-- begin RECORDS FOR PROCESSING --
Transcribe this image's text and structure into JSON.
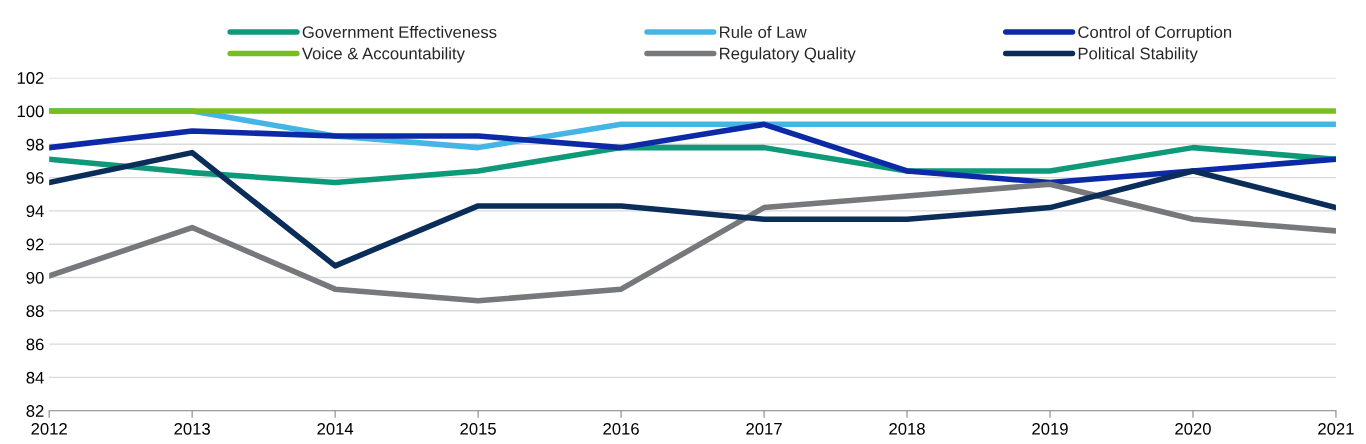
{
  "chart_data": {
    "type": "line",
    "x": [
      2012,
      2013,
      2014,
      2015,
      2016,
      2017,
      2018,
      2019,
      2020,
      2021
    ],
    "xlim": [
      2012,
      2021
    ],
    "xticks": [
      2012,
      2013,
      2014,
      2015,
      2016,
      2017,
      2018,
      2019,
      2020,
      2021
    ],
    "ylim": [
      82,
      102
    ],
    "yticks": [
      82,
      84,
      86,
      88,
      90,
      92,
      94,
      96,
      98,
      100,
      102
    ],
    "grid": "y",
    "legend": "top",
    "marker": "none",
    "line_style": "solid",
    "series": [
      {
        "name": "Government Effectiveness",
        "color": "#0e9a78",
        "values": [
          97.1,
          96.3,
          95.7,
          96.4,
          97.8,
          97.8,
          96.4,
          96.4,
          97.8,
          97.1
        ]
      },
      {
        "name": "Rule of Law",
        "color": "#45b5e6",
        "values": [
          100,
          100,
          98.5,
          97.8,
          99.2,
          99.2,
          99.2,
          99.2,
          99.2,
          99.2
        ]
      },
      {
        "name": "Control of Corruption",
        "color": "#0d2aa6",
        "values": [
          97.8,
          98.8,
          98.5,
          98.5,
          97.8,
          99.2,
          96.4,
          95.7,
          96.4,
          97.1
        ]
      },
      {
        "name": "Voice & Accountability",
        "color": "#78be20",
        "values": [
          100,
          100,
          100,
          100,
          100,
          100,
          100,
          100,
          100,
          100
        ]
      },
      {
        "name": "Regulatory Quality",
        "color": "#76787b",
        "values": [
          90.1,
          93.0,
          89.3,
          88.6,
          89.3,
          94.2,
          94.9,
          95.6,
          93.5,
          92.8
        ]
      },
      {
        "name": "Political Stability",
        "color": "#0b2d5a",
        "values": [
          95.7,
          97.5,
          90.7,
          94.3,
          94.3,
          93.5,
          93.5,
          94.2,
          96.4,
          94.2
        ]
      }
    ]
  }
}
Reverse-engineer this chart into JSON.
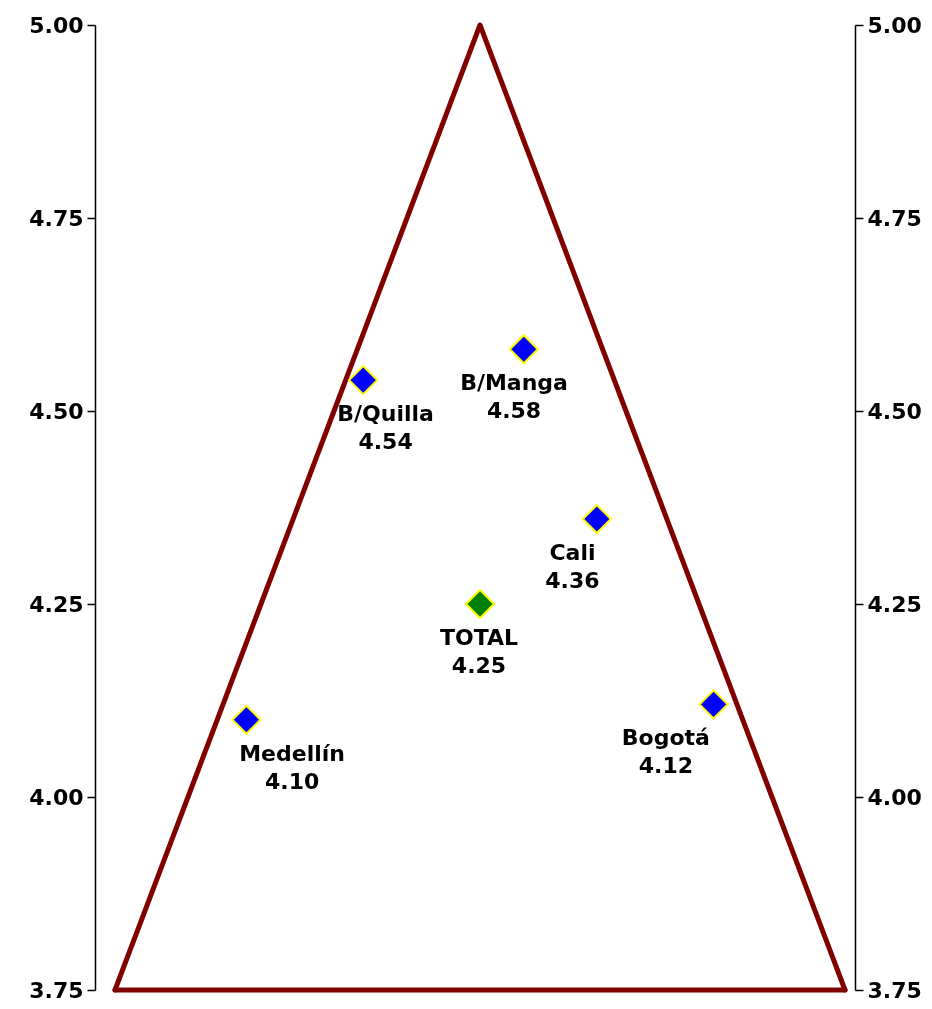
{
  "chart_data": {
    "type": "scatter",
    "categories": [
      null,
      null,
      null,
      null,
      null,
      null,
      null,
      null,
      null,
      null,
      null,
      null,
      null,
      null,
      null,
      null,
      null,
      null,
      null,
      null,
      null,
      null,
      null,
      null,
      null,
      null,
      null,
      null,
      null,
      null,
      null,
      null,
      null,
      null,
      null,
      null,
      null,
      null,
      null,
      null,
      null,
      null,
      null,
      null,
      null,
      null,
      null,
      null,
      null,
      null,
      null
    ],
    "ylim": [
      3.75,
      5
    ],
    "yticks": [
      3.75,
      {
        "value": 4,
        "label": "4.00"
      },
      4.25,
      {
        "value": 4.5,
        "label": "4.50"
      },
      4.75,
      {
        "value": 5,
        "label": "5.00"
      }
    ],
    "y2lim": [
      3.75,
      5
    ],
    "y2ticks": [
      3.75,
      {
        "value": 4,
        "label": "4.00"
      },
      4.25,
      {
        "value": 4.5,
        "label": "4.50"
      },
      4.75,
      {
        "value": 5,
        "label": "5.00"
      }
    ],
    "marker": "diamond",
    "series": [
      {
        "type": "line",
        "marker": "none",
        "color": "#800000",
        "values": [
          3.75,
          3.8,
          3.85,
          3.9,
          3.95,
          4,
          4.05,
          4.1,
          4.15,
          4.2,
          4.25,
          4.3,
          4.35,
          4.4,
          4.45,
          4.5,
          4.55,
          4.6,
          4.65,
          4.7,
          4.75,
          4.8,
          4.85,
          4.9,
          4.95,
          5,
          4.95,
          4.9,
          4.85,
          4.8,
          4.75,
          4.7,
          4.65,
          4.6,
          4.55,
          4.5,
          4.45,
          4.4,
          4.35,
          4.3,
          4.25,
          4.2,
          4.15,
          4.1,
          4.05,
          4,
          3.95,
          3.9,
          3.85,
          3.8,
          3.75
        ]
      },
      {
        "type": "line",
        "marker": "none",
        "color": "#800000",
        "values": [
          3.75,
          3.75,
          3.75,
          3.75,
          3.75,
          3.75,
          3.75,
          3.75,
          3.75,
          3.75,
          3.75,
          3.75,
          3.75,
          3.75,
          3.75,
          3.75,
          3.75,
          3.75,
          3.75,
          3.75,
          3.75,
          3.75,
          3.75,
          3.75,
          3.75,
          3.75,
          3.75,
          3.75,
          3.75,
          3.75,
          3.75,
          3.75,
          3.75,
          3.75,
          3.75,
          3.75,
          3.75,
          3.75,
          3.75,
          3.75,
          3.75,
          3.75,
          3.75,
          3.75,
          3.75,
          3.75,
          3.75,
          3.75,
          3.75,
          3.75,
          3.75
        ]
      },
      {
        "name": "Medellín",
        "color": "#0000ff",
        "values": [
          null,
          null,
          null,
          null,
          null,
          null,
          null,
          null,
          null,
          4.1,
          null,
          null,
          null,
          null,
          null,
          null,
          null,
          null,
          null,
          null,
          null,
          null,
          null,
          null,
          null,
          null,
          null,
          null,
          null,
          null,
          null,
          null,
          null,
          null,
          null,
          null,
          null,
          null,
          null,
          null,
          null,
          null,
          null,
          null,
          null,
          null,
          null,
          null,
          null,
          null,
          null
        ],
        "value_labels": [
          null,
          null,
          null,
          null,
          null,
          null,
          null,
          null,
          null,
          "4.10",
          null,
          null,
          null,
          null,
          null,
          null,
          null,
          null,
          null,
          null,
          null,
          null,
          null,
          null,
          null,
          null,
          null,
          null,
          null,
          null,
          null,
          null,
          null,
          null,
          null,
          null,
          null,
          null,
          null,
          null,
          null,
          null,
          null,
          null,
          null,
          null,
          null,
          null,
          null,
          null,
          null
        ]
      },
      {
        "name": "B/Quilla",
        "color": "#0000ff",
        "values": [
          null,
          null,
          null,
          null,
          null,
          null,
          null,
          null,
          null,
          null,
          null,
          null,
          null,
          null,
          null,
          null,
          null,
          4.54,
          null,
          null,
          null,
          null,
          null,
          null,
          null,
          null,
          null,
          null,
          null,
          null,
          null,
          null,
          null,
          null,
          null,
          null,
          null,
          null,
          null,
          null,
          null,
          null,
          null,
          null,
          null,
          null,
          null,
          null,
          null,
          null,
          null
        ],
        "value_labels": [
          null,
          null,
          null,
          null,
          null,
          null,
          null,
          null,
          null,
          null,
          null,
          null,
          null,
          null,
          null,
          null,
          null,
          "4.54",
          null,
          null,
          null,
          null,
          null,
          null,
          null,
          null,
          null,
          null,
          null,
          null,
          null,
          null,
          null,
          null,
          null,
          null,
          null,
          null,
          null,
          null,
          null,
          null,
          null,
          null,
          null,
          null,
          null,
          null,
          null,
          null,
          null
        ]
      },
      {
        "name": "TOTAL",
        "color": "#008000",
        "values": [
          null,
          null,
          null,
          null,
          null,
          null,
          null,
          null,
          null,
          null,
          null,
          null,
          null,
          null,
          null,
          null,
          null,
          null,
          null,
          null,
          null,
          null,
          null,
          null,
          null,
          4.25,
          null,
          null,
          null,
          null,
          null,
          null,
          null,
          null,
          null,
          null,
          null,
          null,
          null,
          null,
          null,
          null,
          null,
          null,
          null,
          null,
          null,
          null,
          null,
          null,
          null
        ],
        "value_labels": [
          null,
          null,
          null,
          null,
          null,
          null,
          null,
          null,
          null,
          null,
          null,
          null,
          null,
          null,
          null,
          null,
          null,
          null,
          null,
          null,
          null,
          null,
          null,
          null,
          null,
          "4.25",
          null,
          null,
          null,
          null,
          null,
          null,
          null,
          null,
          null,
          null,
          null,
          null,
          null,
          null,
          null,
          null,
          null,
          null,
          null,
          null,
          null,
          null,
          null,
          null,
          null
        ]
      },
      {
        "name": "B/Manga",
        "color": "#0000ff",
        "values": [
          null,
          null,
          null,
          null,
          null,
          null,
          null,
          null,
          null,
          null,
          null,
          null,
          null,
          null,
          null,
          null,
          null,
          null,
          null,
          null,
          null,
          null,
          null,
          null,
          null,
          null,
          null,
          null,
          4.58,
          null,
          null,
          null,
          null,
          null,
          null,
          null,
          null,
          null,
          null,
          null,
          null,
          null,
          null,
          null,
          null,
          null,
          null,
          null,
          null,
          null,
          null
        ],
        "value_labels": [
          null,
          null,
          null,
          null,
          null,
          null,
          null,
          null,
          null,
          null,
          null,
          null,
          null,
          null,
          null,
          null,
          null,
          null,
          null,
          null,
          null,
          null,
          null,
          null,
          null,
          null,
          null,
          null,
          "4.58",
          null,
          null,
          null,
          null,
          null,
          null,
          null,
          null,
          null,
          null,
          null,
          null,
          null,
          null,
          null,
          null,
          null,
          null,
          null,
          null,
          null,
          null
        ]
      },
      {
        "name": "Cali",
        "color": "#0000ff",
        "values": [
          null,
          null,
          null,
          null,
          null,
          null,
          null,
          null,
          null,
          null,
          null,
          null,
          null,
          null,
          null,
          null,
          null,
          null,
          null,
          null,
          null,
          null,
          null,
          null,
          null,
          null,
          null,
          null,
          null,
          null,
          null,
          null,
          null,
          4.36,
          null,
          null,
          null,
          null,
          null,
          null,
          null,
          null,
          null,
          null,
          null,
          null,
          null,
          null,
          null,
          null,
          null
        ],
        "value_labels": [
          null,
          null,
          null,
          null,
          null,
          null,
          null,
          null,
          null,
          null,
          null,
          null,
          null,
          null,
          null,
          null,
          null,
          null,
          null,
          null,
          null,
          null,
          null,
          null,
          null,
          null,
          null,
          null,
          null,
          null,
          null,
          null,
          null,
          "4.36",
          null,
          null,
          null,
          null,
          null,
          null,
          null,
          null,
          null,
          null,
          null,
          null,
          null,
          null,
          null,
          null,
          null
        ]
      },
      {
        "name": "Bogotá",
        "color": "#0000ff",
        "values": [
          null,
          null,
          null,
          null,
          null,
          null,
          null,
          null,
          null,
          null,
          null,
          null,
          null,
          null,
          null,
          null,
          null,
          null,
          null,
          null,
          null,
          null,
          null,
          null,
          null,
          null,
          null,
          null,
          null,
          null,
          null,
          null,
          null,
          null,
          null,
          null,
          null,
          null,
          null,
          null,
          null,
          4.12,
          null,
          null,
          null,
          null,
          null,
          null,
          null,
          null,
          null
        ],
        "value_labels": [
          null,
          null,
          null,
          null,
          null,
          null,
          null,
          null,
          null,
          null,
          null,
          null,
          null,
          null,
          null,
          null,
          null,
          null,
          null,
          null,
          null,
          null,
          null,
          null,
          null,
          null,
          null,
          null,
          null,
          null,
          null,
          null,
          null,
          null,
          null,
          null,
          null,
          null,
          null,
          null,
          null,
          "4.12",
          null,
          null,
          null,
          null,
          null,
          null,
          null,
          null,
          null
        ]
      }
    ]
  }
}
-- end RECORDS FOR PROCESSING --
> **GIVEN EXERCISE**
All lines in the data that contain the word "marker" should be copied.

> **WRITTEN ANSWER**
    "marker": "none",
    "marker": "diamond",
        "marker": "none",
        "marker": "none",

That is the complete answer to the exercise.